Текстовый фрагмент =>
Повесть начинается разговором Лаевского с доктором Самойленко. Лаевский доверительно говорит приятелю, что разлюбил Надежду Федоровну, и спрашивает, как быть. Самойленко смущен, озадачен, откровенность Лаевского его коробит, а настроение и вовсе непонятно. Но он видит, что тому плохо, и жалеет его. В конце концов он дает совет: «Женись, голубчик! <…> Исполни свой долг перед этой прекрасной женщиной! <…> Ну, любви нет, так почитай, ублажай…» Лаевский советы Самойленко отвергает: «Жениться без любви так же подло и недостойно человека, как служить обедню, не веруя», а почитать и ублажать молодую женщину, точно она игуменья, нелепо: «Женщине прежде всего нужна спальня» (С, 7, 360).

Исходные данные =>

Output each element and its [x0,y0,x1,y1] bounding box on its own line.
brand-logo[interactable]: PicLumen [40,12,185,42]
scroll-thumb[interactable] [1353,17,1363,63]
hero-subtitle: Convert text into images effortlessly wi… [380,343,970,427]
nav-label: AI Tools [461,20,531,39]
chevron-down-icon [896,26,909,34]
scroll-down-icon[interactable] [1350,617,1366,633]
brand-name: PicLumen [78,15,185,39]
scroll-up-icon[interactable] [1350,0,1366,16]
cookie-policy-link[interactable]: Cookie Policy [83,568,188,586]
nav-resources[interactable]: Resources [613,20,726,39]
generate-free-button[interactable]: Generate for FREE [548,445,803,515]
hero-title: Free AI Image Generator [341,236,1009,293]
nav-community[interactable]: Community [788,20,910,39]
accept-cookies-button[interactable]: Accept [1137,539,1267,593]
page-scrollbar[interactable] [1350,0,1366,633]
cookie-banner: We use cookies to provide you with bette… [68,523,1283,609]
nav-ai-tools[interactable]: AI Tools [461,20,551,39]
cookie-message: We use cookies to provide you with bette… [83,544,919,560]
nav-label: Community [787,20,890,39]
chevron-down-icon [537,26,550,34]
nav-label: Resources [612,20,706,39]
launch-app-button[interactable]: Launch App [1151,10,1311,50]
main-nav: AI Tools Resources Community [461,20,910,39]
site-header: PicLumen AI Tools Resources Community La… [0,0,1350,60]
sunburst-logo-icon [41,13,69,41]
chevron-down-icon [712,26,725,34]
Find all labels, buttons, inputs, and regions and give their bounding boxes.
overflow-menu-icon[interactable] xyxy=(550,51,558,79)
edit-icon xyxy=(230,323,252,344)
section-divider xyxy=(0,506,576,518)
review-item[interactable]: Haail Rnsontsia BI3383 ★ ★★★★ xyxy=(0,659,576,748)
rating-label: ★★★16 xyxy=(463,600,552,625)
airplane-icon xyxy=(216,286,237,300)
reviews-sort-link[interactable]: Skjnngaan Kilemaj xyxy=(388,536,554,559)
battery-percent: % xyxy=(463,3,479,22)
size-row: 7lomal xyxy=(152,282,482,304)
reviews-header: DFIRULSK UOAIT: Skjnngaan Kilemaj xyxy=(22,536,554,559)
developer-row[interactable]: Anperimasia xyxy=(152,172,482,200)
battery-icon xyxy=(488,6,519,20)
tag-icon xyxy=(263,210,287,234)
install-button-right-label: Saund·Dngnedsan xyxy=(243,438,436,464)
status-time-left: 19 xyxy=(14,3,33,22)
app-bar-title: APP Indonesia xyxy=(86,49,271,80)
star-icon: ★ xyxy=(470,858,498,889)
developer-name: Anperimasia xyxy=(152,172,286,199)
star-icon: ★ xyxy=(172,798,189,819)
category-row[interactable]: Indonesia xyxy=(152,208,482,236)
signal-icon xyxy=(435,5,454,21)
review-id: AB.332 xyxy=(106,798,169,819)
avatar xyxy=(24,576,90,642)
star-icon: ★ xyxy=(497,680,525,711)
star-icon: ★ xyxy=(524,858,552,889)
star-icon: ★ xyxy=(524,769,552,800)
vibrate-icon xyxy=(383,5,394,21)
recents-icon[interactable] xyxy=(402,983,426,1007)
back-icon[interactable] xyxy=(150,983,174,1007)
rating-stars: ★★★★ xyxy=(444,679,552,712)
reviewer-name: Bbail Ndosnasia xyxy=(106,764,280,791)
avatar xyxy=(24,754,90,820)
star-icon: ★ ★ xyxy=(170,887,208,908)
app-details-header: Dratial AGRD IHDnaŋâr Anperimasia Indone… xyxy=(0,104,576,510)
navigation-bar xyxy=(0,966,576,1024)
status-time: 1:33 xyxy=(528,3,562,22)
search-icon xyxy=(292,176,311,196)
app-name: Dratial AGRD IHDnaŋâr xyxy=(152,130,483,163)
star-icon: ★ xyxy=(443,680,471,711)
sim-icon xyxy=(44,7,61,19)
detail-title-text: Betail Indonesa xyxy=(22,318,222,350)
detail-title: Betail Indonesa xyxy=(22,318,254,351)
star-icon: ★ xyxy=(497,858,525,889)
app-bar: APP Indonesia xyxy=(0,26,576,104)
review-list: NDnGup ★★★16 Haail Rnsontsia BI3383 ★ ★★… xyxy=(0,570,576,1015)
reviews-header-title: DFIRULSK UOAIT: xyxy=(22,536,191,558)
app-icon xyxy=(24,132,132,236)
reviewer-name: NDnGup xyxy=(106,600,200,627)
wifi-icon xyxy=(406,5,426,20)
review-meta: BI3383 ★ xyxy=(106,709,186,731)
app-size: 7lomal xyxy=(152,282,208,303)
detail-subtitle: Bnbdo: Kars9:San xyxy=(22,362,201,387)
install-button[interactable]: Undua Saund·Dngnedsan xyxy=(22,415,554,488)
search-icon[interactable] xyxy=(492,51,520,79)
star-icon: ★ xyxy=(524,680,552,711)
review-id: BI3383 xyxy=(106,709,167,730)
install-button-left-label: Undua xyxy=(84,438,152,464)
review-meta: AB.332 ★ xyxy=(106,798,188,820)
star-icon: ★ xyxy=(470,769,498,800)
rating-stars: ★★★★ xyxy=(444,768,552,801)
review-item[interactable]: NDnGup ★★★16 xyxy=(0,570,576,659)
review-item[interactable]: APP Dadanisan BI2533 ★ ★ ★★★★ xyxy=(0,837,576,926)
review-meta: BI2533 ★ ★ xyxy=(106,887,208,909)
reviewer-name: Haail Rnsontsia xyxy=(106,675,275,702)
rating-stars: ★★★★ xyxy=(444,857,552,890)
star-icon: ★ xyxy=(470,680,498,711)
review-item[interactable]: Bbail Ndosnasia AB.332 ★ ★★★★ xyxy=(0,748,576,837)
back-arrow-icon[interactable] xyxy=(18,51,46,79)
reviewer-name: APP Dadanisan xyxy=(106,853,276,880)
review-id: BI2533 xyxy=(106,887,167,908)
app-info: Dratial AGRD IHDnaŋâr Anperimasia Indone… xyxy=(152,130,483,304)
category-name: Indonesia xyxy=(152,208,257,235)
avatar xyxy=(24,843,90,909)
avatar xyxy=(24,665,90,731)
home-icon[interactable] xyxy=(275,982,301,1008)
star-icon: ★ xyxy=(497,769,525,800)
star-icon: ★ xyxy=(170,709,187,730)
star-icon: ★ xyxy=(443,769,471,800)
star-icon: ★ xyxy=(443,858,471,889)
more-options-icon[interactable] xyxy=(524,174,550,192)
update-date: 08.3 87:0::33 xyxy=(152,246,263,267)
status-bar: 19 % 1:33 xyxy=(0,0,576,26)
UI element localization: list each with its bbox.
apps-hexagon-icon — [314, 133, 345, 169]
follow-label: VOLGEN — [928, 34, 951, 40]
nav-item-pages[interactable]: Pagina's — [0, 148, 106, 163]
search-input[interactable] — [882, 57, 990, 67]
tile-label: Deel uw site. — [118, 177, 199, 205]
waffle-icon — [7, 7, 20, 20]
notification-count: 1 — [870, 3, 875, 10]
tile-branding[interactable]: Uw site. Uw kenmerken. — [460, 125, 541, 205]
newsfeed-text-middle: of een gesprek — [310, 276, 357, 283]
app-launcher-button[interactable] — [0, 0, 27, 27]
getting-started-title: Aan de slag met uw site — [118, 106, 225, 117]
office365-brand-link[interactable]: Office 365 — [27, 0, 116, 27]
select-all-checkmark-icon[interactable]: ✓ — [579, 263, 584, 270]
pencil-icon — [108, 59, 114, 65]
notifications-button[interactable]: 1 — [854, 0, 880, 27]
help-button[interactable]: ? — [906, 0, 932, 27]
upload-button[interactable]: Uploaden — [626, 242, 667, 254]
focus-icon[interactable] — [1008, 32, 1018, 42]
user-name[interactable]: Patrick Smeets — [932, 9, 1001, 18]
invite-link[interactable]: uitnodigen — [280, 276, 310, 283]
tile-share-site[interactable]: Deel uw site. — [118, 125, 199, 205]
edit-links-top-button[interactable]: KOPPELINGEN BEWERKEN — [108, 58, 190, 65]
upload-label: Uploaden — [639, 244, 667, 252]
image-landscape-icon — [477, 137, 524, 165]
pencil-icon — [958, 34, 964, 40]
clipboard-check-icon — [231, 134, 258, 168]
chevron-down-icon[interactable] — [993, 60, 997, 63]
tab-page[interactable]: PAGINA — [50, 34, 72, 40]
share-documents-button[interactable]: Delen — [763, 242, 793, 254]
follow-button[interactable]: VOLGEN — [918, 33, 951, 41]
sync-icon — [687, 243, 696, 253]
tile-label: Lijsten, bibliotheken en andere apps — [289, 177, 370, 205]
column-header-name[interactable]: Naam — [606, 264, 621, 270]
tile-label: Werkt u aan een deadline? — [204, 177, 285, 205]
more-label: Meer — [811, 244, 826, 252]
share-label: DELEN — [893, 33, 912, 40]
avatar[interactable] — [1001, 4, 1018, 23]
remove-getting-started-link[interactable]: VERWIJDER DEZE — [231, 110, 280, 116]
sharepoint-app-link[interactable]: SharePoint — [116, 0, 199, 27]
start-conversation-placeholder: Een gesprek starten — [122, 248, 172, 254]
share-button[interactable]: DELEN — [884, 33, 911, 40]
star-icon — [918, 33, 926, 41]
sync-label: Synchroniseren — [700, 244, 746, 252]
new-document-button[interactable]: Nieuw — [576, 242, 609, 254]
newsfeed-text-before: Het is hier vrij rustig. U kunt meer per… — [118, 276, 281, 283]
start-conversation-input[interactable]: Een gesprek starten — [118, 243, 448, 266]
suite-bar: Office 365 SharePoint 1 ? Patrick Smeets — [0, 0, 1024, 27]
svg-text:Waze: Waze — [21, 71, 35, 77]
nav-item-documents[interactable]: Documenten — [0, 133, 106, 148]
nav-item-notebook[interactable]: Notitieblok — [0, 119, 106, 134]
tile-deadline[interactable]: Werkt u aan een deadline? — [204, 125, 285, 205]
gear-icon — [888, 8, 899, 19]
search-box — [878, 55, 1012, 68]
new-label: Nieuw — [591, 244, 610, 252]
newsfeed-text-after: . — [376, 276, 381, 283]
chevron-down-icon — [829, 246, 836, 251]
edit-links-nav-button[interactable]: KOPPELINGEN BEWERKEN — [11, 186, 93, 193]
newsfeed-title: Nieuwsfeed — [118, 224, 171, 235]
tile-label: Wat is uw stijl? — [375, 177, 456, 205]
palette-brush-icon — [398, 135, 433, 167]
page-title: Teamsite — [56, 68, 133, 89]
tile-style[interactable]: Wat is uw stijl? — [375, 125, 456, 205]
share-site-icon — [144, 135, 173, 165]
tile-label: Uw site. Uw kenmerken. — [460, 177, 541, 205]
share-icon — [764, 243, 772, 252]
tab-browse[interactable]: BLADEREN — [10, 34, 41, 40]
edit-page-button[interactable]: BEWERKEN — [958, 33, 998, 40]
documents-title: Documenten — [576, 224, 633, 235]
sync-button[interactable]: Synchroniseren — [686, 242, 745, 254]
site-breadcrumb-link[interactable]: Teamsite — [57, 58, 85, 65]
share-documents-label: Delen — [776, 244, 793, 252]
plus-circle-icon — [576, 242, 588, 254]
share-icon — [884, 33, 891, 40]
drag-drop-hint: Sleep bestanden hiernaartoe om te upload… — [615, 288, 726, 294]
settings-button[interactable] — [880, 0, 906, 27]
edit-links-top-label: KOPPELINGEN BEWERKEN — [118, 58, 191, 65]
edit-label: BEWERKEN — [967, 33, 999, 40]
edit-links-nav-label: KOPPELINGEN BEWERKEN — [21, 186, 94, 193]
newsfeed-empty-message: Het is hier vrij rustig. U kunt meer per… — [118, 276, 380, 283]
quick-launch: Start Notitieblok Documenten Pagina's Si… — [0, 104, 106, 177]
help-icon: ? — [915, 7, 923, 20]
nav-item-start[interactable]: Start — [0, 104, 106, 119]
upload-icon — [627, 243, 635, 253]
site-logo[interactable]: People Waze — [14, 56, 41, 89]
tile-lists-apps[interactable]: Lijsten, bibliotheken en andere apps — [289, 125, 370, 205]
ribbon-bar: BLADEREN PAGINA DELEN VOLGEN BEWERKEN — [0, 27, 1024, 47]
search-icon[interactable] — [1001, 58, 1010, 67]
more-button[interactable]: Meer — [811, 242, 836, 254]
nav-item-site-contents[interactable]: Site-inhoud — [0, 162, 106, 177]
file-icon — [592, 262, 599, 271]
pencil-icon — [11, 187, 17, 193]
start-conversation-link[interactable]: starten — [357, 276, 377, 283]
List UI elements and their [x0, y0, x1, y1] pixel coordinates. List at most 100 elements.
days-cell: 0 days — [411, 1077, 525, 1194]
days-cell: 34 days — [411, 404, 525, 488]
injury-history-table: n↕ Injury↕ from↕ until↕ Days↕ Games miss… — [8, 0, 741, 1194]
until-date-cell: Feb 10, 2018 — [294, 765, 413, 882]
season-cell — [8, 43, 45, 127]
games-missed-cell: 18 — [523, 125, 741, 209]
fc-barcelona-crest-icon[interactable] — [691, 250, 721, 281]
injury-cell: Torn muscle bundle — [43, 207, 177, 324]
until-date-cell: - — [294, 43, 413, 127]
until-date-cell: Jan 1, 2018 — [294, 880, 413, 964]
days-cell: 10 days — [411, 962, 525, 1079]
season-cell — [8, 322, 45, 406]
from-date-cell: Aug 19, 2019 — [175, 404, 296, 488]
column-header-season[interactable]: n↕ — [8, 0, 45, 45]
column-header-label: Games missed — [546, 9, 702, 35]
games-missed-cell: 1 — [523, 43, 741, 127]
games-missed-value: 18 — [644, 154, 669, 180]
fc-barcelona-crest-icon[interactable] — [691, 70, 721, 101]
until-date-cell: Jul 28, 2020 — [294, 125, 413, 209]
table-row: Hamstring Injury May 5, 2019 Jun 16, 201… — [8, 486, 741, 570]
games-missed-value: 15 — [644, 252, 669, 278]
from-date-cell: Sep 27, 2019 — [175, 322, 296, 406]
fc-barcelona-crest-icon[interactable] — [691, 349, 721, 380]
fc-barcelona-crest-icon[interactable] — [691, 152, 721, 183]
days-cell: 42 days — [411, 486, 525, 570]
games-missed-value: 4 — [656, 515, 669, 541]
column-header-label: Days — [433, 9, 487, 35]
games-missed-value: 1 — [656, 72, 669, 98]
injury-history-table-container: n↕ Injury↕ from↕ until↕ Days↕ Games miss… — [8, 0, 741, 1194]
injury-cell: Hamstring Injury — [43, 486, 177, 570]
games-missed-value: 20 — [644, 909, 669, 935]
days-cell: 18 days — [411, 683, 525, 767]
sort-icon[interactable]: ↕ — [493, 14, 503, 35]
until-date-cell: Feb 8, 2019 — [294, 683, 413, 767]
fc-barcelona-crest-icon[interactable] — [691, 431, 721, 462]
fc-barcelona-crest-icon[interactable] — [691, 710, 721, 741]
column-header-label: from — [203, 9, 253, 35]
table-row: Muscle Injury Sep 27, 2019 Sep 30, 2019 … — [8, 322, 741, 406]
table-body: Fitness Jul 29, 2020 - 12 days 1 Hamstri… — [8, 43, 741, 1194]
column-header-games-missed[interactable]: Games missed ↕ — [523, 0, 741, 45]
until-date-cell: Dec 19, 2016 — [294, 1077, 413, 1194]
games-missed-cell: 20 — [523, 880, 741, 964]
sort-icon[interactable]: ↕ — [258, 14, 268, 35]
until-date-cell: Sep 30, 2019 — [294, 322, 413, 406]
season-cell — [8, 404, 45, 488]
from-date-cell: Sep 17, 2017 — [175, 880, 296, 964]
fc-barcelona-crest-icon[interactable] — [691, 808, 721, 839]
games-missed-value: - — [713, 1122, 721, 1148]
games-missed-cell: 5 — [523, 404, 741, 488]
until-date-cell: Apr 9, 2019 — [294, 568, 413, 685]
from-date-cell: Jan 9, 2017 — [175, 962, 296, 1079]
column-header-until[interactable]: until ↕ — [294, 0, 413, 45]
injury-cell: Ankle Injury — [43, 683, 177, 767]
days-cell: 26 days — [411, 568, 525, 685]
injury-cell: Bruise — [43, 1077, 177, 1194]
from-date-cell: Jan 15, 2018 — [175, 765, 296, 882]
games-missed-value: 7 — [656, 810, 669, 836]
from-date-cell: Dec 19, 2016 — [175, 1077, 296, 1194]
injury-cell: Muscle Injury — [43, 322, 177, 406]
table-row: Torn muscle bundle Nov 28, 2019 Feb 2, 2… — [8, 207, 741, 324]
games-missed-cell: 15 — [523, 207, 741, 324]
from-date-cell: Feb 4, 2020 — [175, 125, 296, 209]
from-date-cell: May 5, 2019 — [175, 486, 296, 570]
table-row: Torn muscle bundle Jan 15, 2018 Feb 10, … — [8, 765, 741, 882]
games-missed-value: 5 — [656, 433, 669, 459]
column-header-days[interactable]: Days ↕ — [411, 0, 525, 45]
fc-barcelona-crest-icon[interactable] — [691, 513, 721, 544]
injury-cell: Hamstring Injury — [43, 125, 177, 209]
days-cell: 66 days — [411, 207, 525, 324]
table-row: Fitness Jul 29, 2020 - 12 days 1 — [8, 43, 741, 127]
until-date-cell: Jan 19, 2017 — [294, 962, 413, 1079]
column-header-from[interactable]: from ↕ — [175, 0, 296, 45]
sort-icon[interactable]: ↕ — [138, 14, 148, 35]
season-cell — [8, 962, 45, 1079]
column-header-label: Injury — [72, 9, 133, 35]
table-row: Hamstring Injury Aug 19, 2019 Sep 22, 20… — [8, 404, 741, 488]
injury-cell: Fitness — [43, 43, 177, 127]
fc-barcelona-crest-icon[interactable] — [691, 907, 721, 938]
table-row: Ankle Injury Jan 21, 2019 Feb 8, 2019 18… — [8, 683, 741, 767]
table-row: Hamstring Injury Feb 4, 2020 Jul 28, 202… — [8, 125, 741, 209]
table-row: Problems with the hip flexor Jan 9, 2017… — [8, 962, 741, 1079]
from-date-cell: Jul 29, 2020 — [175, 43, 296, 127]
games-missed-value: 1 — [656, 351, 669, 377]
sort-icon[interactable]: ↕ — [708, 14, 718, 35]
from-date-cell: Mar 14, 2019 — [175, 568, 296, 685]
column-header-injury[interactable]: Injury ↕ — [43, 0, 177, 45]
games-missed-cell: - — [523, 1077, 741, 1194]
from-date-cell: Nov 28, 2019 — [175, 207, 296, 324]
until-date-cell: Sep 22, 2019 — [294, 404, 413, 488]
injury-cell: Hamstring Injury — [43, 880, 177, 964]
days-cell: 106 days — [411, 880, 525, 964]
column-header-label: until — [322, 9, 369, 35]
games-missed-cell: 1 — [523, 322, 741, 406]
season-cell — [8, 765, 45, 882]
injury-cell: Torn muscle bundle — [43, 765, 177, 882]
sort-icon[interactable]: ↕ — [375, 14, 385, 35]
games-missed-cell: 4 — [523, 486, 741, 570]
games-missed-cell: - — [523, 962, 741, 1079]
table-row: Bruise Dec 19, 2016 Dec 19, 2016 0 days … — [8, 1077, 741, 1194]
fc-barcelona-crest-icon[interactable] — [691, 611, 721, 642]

Задание =>
Перечислите, пожалуйста, всех персонажей, которые названы по имени или фамилии в текстовом фрагменте выше.

Ожидаемый ответ =>
Лаевский, Самойленко, Надежда Федоровна